* _WHAT THE TASK ASKS_:
Transcribe the listing in full, excluding any pictures.

* _SUPPLIED RECORDS_:
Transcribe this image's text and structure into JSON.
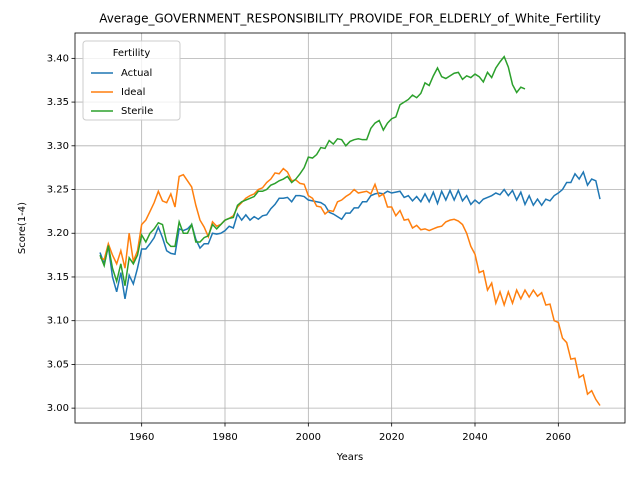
{
  "chart_data": {
    "type": "line",
    "title": "Average_GOVERNMENT_RESPONSIBILITY_PROVIDE_FOR_ELDERLY_of_White_Fertility",
    "x_label": "Years",
    "y_label": "Score(1-4)",
    "legend_title": "Fertility",
    "legend": "upper left",
    "grid": true,
    "x": [
      1950,
      1951,
      1952,
      1953,
      1954,
      1955,
      1956,
      1957,
      1958,
      1959,
      1960,
      1961,
      1962,
      1963,
      1964,
      1965,
      1966,
      1967,
      1968,
      1969,
      1970,
      1971,
      1972,
      1973,
      1974,
      1975,
      1976,
      1977,
      1978,
      1979,
      1980,
      1981,
      1982,
      1983,
      1984,
      1985,
      1986,
      1987,
      1988,
      1989,
      1990,
      1991,
      1992,
      1993,
      1994,
      1995,
      1996,
      1997,
      1998,
      1999,
      2000,
      2001,
      2002,
      2003,
      2004,
      2005,
      2006,
      2007,
      2008,
      2009,
      2010,
      2011,
      2012,
      2013,
      2014,
      2015,
      2016,
      2017,
      2018,
      2019,
      2020,
      2021,
      2022,
      2023,
      2024,
      2025,
      2026,
      2027,
      2028,
      2029,
      2030,
      2031,
      2032,
      2033,
      2034,
      2035,
      2036,
      2037,
      2038,
      2039,
      2040,
      2041,
      2042,
      2043,
      2044,
      2045,
      2046,
      2047,
      2048,
      2049,
      2050,
      2051,
      2052,
      2053,
      2054,
      2055,
      2056,
      2057,
      2058,
      2059,
      2060,
      2061,
      2062,
      2063,
      2064,
      2065,
      2066,
      2067,
      2068,
      2069,
      2070
    ],
    "series": [
      {
        "name": "Actual",
        "color": "#1f77b4",
        "values": [
          3.178,
          3.165,
          3.185,
          3.15,
          3.133,
          3.155,
          3.125,
          3.152,
          3.142,
          3.16,
          3.182,
          3.182,
          3.188,
          3.195,
          3.207,
          3.195,
          3.18,
          3.177,
          3.176,
          3.205,
          3.203,
          3.205,
          3.21,
          3.193,
          3.183,
          3.188,
          3.188,
          3.2,
          3.199,
          3.2,
          3.203,
          3.208,
          3.206,
          3.222,
          3.215,
          3.221,
          3.215,
          3.219,
          3.216,
          3.22,
          3.221,
          3.228,
          3.233,
          3.24,
          3.24,
          3.241,
          3.236,
          3.243,
          3.243,
          3.242,
          3.238,
          3.237,
          3.236,
          3.235,
          3.232,
          3.224,
          3.222,
          3.219,
          3.216,
          3.223,
          3.223,
          3.229,
          3.229,
          3.236,
          3.236,
          3.243,
          3.245,
          3.246,
          3.245,
          3.248,
          3.246,
          3.247,
          3.248,
          3.241,
          3.243,
          3.237,
          3.242,
          3.236,
          3.245,
          3.236,
          3.247,
          3.234,
          3.248,
          3.238,
          3.249,
          3.238,
          3.249,
          3.237,
          3.243,
          3.233,
          3.238,
          3.234,
          3.239,
          3.241,
          3.243,
          3.246,
          3.244,
          3.25,
          3.243,
          3.249,
          3.238,
          3.247,
          3.233,
          3.243,
          3.232,
          3.239,
          3.232,
          3.239,
          3.237,
          3.243,
          3.246,
          3.25,
          3.258,
          3.258,
          3.268,
          3.262,
          3.27,
          3.255,
          3.262,
          3.26,
          3.239
        ]
      },
      {
        "name": "Ideal",
        "color": "#ff7f0e",
        "values": [
          3.172,
          3.17,
          3.188,
          3.175,
          3.165,
          3.18,
          3.16,
          3.2,
          3.168,
          3.18,
          3.21,
          3.215,
          3.225,
          3.235,
          3.248,
          3.237,
          3.235,
          3.245,
          3.23,
          3.265,
          3.267,
          3.26,
          3.253,
          3.232,
          3.215,
          3.207,
          3.196,
          3.213,
          3.208,
          3.21,
          3.215,
          3.217,
          3.22,
          3.23,
          3.235,
          3.24,
          3.243,
          3.245,
          3.25,
          3.252,
          3.258,
          3.262,
          3.269,
          3.268,
          3.274,
          3.27,
          3.26,
          3.261,
          3.257,
          3.256,
          3.243,
          3.24,
          3.231,
          3.23,
          3.222,
          3.226,
          3.225,
          3.236,
          3.238,
          3.242,
          3.245,
          3.25,
          3.246,
          3.247,
          3.248,
          3.245,
          3.256,
          3.242,
          3.245,
          3.23,
          3.23,
          3.22,
          3.226,
          3.215,
          3.216,
          3.206,
          3.209,
          3.204,
          3.205,
          3.203,
          3.205,
          3.207,
          3.208,
          3.213,
          3.215,
          3.216,
          3.214,
          3.21,
          3.2,
          3.185,
          3.176,
          3.155,
          3.157,
          3.135,
          3.143,
          3.12,
          3.133,
          3.118,
          3.133,
          3.12,
          3.135,
          3.125,
          3.135,
          3.127,
          3.135,
          3.128,
          3.132,
          3.118,
          3.119,
          3.1,
          3.098,
          3.08,
          3.075,
          3.056,
          3.057,
          3.035,
          3.038,
          3.016,
          3.02,
          3.01,
          3.003
        ]
      },
      {
        "name": "Sterile",
        "color": "#2ca02c",
        "values": [
          3.175,
          3.163,
          3.186,
          3.16,
          3.145,
          3.165,
          3.14,
          3.172,
          3.165,
          3.175,
          3.198,
          3.19,
          3.2,
          3.205,
          3.212,
          3.21,
          3.19,
          3.185,
          3.185,
          3.213,
          3.2,
          3.2,
          3.21,
          3.19,
          3.19,
          3.195,
          3.197,
          3.21,
          3.205,
          3.21,
          3.215,
          3.217,
          3.218,
          3.232,
          3.236,
          3.238,
          3.24,
          3.242,
          3.248,
          3.248,
          3.25,
          3.255,
          3.257,
          3.26,
          3.262,
          3.265,
          3.258,
          3.262,
          3.268,
          3.275,
          3.287,
          3.286,
          3.29,
          3.298,
          3.297,
          3.306,
          3.302,
          3.308,
          3.307,
          3.3,
          3.305,
          3.307,
          3.308,
          3.307,
          3.307,
          3.32,
          3.326,
          3.329,
          3.318,
          3.326,
          3.331,
          3.333,
          3.347,
          3.35,
          3.353,
          3.358,
          3.355,
          3.36,
          3.372,
          3.369,
          3.38,
          3.389,
          3.379,
          3.377,
          3.38,
          3.383,
          3.384,
          3.376,
          3.38,
          3.378,
          3.382,
          3.379,
          3.373,
          3.384,
          3.378,
          3.389,
          3.396,
          3.402,
          3.39,
          3.37,
          3.361,
          3.367,
          3.365,
          null,
          null,
          null,
          null,
          null,
          null,
          null,
          null,
          null,
          null,
          null,
          null,
          null,
          null,
          null,
          null,
          null,
          null
        ]
      }
    ],
    "xlim": [
      1944,
      2076
    ],
    "xticks": [
      1960,
      1980,
      2000,
      2020,
      2040,
      2060
    ],
    "ylim": [
      2.983,
      3.429
    ],
    "yticks": [
      {
        "value": 3,
        "label": "3.00"
      },
      3.05,
      {
        "value": 3.1,
        "label": "3.10"
      },
      3.15,
      {
        "value": 3.2,
        "label": "3.20"
      },
      3.25,
      {
        "value": 3.3,
        "label": "3.30"
      },
      3.35,
      {
        "value": 3.4,
        "label": "3.40"
      }
    ]
  }
}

* _EXERCISE RESPONSE_:
Transcribe this image's text and structure into JSON.
{
  "chart_data": {
    "type": "line",
    "title": "Average_GOVERNMENT_RESPONSIBILITY_PROVIDE_FOR_ELDERLY_of_White_Fertility",
    "x_label": "Years",
    "y_label": "Score(1-4)",
    "legend_title": "Fertility",
    "legend": "upper left",
    "grid": true,
    "x": [
      1950,
      1951,
      1952,
      1953,
      1954,
      1955,
      1956,
      1957,
      1958,
      1959,
      1960,
      1961,
      1962,
      1963,
      1964,
      1965,
      1966,
      1967,
      1968,
      1969,
      1970,
      1971,
      1972,
      1973,
      1974,
      1975,
      1976,
      1977,
      1978,
      1979,
      1980,
      1981,
      1982,
      1983,
      1984,
      1985,
      1986,
      1987,
      1988,
      1989,
      1990,
      1991,
      1992,
      1993,
      1994,
      1995,
      1996,
      1997,
      1998,
      1999,
      2000,
      2001,
      2002,
      2003,
      2004,
      2005,
      2006,
      2007,
      2008,
      2009,
      2010,
      2011,
      2012,
      2013,
      2014,
      2015,
      2016,
      2017,
      2018,
      2019,
      2020,
      2021,
      2022,
      2023,
      2024,
      2025,
      2026,
      2027,
      2028,
      2029,
      2030,
      2031,
      2032,
      2033,
      2034,
      2035,
      2036,
      2037,
      2038,
      2039,
      2040,
      2041,
      2042,
      2043,
      2044,
      2045,
      2046,
      2047,
      2048,
      2049,
      2050,
      2051,
      2052,
      2053,
      2054,
      2055,
      2056,
      2057,
      2058,
      2059,
      2060,
      2061,
      2062,
      2063,
      2064,
      2065,
      2066,
      2067,
      2068,
      2069,
      2070
    ],
    "series": [
      {
        "name": "Actual",
        "color": "#1f77b4",
        "values": [
          3.178,
          3.165,
          3.185,
          3.15,
          3.133,
          3.155,
          3.125,
          3.152,
          3.142,
          3.16,
          3.182,
          3.182,
          3.188,
          3.195,
          3.207,
          3.195,
          3.18,
          3.177,
          3.176,
          3.205,
          3.203,
          3.205,
          3.21,
          3.193,
          3.183,
          3.188,
          3.188,
          3.2,
          3.199,
          3.2,
          3.203,
          3.208,
          3.206,
          3.222,
          3.215,
          3.221,
          3.215,
          3.219,
          3.216,
          3.22,
          3.221,
          3.228,
          3.233,
          3.24,
          3.24,
          3.241,
          3.236,
          3.243,
          3.243,
          3.242,
          3.238,
          3.237,
          3.236,
          3.235,
          3.232,
          3.224,
          3.222,
          3.219,
          3.216,
          3.223,
          3.223,
          3.229,
          3.229,
          3.236,
          3.236,
          3.243,
          3.245,
          3.246,
          3.245,
          3.248,
          3.246,
          3.247,
          3.248,
          3.241,
          3.243,
          3.237,
          3.242,
          3.236,
          3.245,
          3.236,
          3.247,
          3.234,
          3.248,
          3.238,
          3.249,
          3.238,
          3.249,
          3.237,
          3.243,
          3.233,
          3.238,
          3.234,
          3.239,
          3.241,
          3.243,
          3.246,
          3.244,
          3.25,
          3.243,
          3.249,
          3.238,
          3.247,
          3.233,
          3.243,
          3.232,
          3.239,
          3.232,
          3.239,
          3.237,
          3.243,
          3.246,
          3.25,
          3.258,
          3.258,
          3.268,
          3.262,
          3.27,
          3.255,
          3.262,
          3.26,
          3.239
        ]
      },
      {
        "name": "Ideal",
        "color": "#ff7f0e",
        "values": [
          3.172,
          3.17,
          3.188,
          3.175,
          3.165,
          3.18,
          3.16,
          3.2,
          3.168,
          3.18,
          3.21,
          3.215,
          3.225,
          3.235,
          3.248,
          3.237,
          3.235,
          3.245,
          3.23,
          3.265,
          3.267,
          3.26,
          3.253,
          3.232,
          3.215,
          3.207,
          3.196,
          3.213,
          3.208,
          3.21,
          3.215,
          3.217,
          3.22,
          3.23,
          3.235,
          3.24,
          3.243,
          3.245,
          3.25,
          3.252,
          3.258,
          3.262,
          3.269,
          3.268,
          3.274,
          3.27,
          3.26,
          3.261,
          3.257,
          3.256,
          3.243,
          3.24,
          3.231,
          3.23,
          3.222,
          3.226,
          3.225,
          3.236,
          3.238,
          3.242,
          3.245,
          3.25,
          3.246,
          3.247,
          3.248,
          3.245,
          3.256,
          3.242,
          3.245,
          3.23,
          3.23,
          3.22,
          3.226,
          3.215,
          3.216,
          3.206,
          3.209,
          3.204,
          3.205,
          3.203,
          3.205,
          3.207,
          3.208,
          3.213,
          3.215,
          3.216,
          3.214,
          3.21,
          3.2,
          3.185,
          3.176,
          3.155,
          3.157,
          3.135,
          3.143,
          3.12,
          3.133,
          3.118,
          3.133,
          3.12,
          3.135,
          3.125,
          3.135,
          3.127,
          3.135,
          3.128,
          3.132,
          3.118,
          3.119,
          3.1,
          3.098,
          3.08,
          3.075,
          3.056,
          3.057,
          3.035,
          3.038,
          3.016,
          3.02,
          3.01,
          3.003
        ]
      },
      {
        "name": "Sterile",
        "color": "#2ca02c",
        "values": [
          3.175,
          3.163,
          3.186,
          3.16,
          3.145,
          3.165,
          3.14,
          3.172,
          3.165,
          3.175,
          3.198,
          3.19,
          3.2,
          3.205,
          3.212,
          3.21,
          3.19,
          3.185,
          3.185,
          3.213,
          3.2,
          3.2,
          3.21,
          3.19,
          3.19,
          3.195,
          3.197,
          3.21,
          3.205,
          3.21,
          3.215,
          3.217,
          3.218,
          3.232,
          3.236,
          3.238,
          3.24,
          3.242,
          3.248,
          3.248,
          3.25,
          3.255,
          3.257,
          3.26,
          3.262,
          3.265,
          3.258,
          3.262,
          3.268,
          3.275,
          3.287,
          3.286,
          3.29,
          3.298,
          3.297,
          3.306,
          3.302,
          3.308,
          3.307,
          3.3,
          3.305,
          3.307,
          3.308,
          3.307,
          3.307,
          3.32,
          3.326,
          3.329,
          3.318,
          3.326,
          3.331,
          3.333,
          3.347,
          3.35,
          3.353,
          3.358,
          3.355,
          3.36,
          3.372,
          3.369,
          3.38,
          3.389,
          3.379,
          3.377,
          3.38,
          3.383,
          3.384,
          3.376,
          3.38,
          3.378,
          3.382,
          3.379,
          3.373,
          3.384,
          3.378,
          3.389,
          3.396,
          3.402,
          3.39,
          3.37,
          3.361,
          3.367,
          3.365,
          null,
          null,
          null,
          null,
          null,
          null,
          null,
          null,
          null,
          null,
          null,
          null,
          null,
          null,
          null,
          null,
          null,
          null
        ]
      }
    ],
    "xlim": [
      1944,
      2076
    ],
    "xticks": [
      1960,
      1980,
      2000,
      2020,
      2040,
      2060
    ],
    "ylim": [
      2.983,
      3.429
    ],
    "yticks": [
      {
        "value": 3,
        "label": "3.00"
      },
      3.05,
      {
        "value": 3.1,
        "label": "3.10"
      },
      3.15,
      {
        "value": 3.2,
        "label": "3.20"
      },
      3.25,
      {
        "value": 3.3,
        "label": "3.30"
      },
      3.35,
      {
        "value": 3.4,
        "label": "3.40"
      }
    ]
  }
}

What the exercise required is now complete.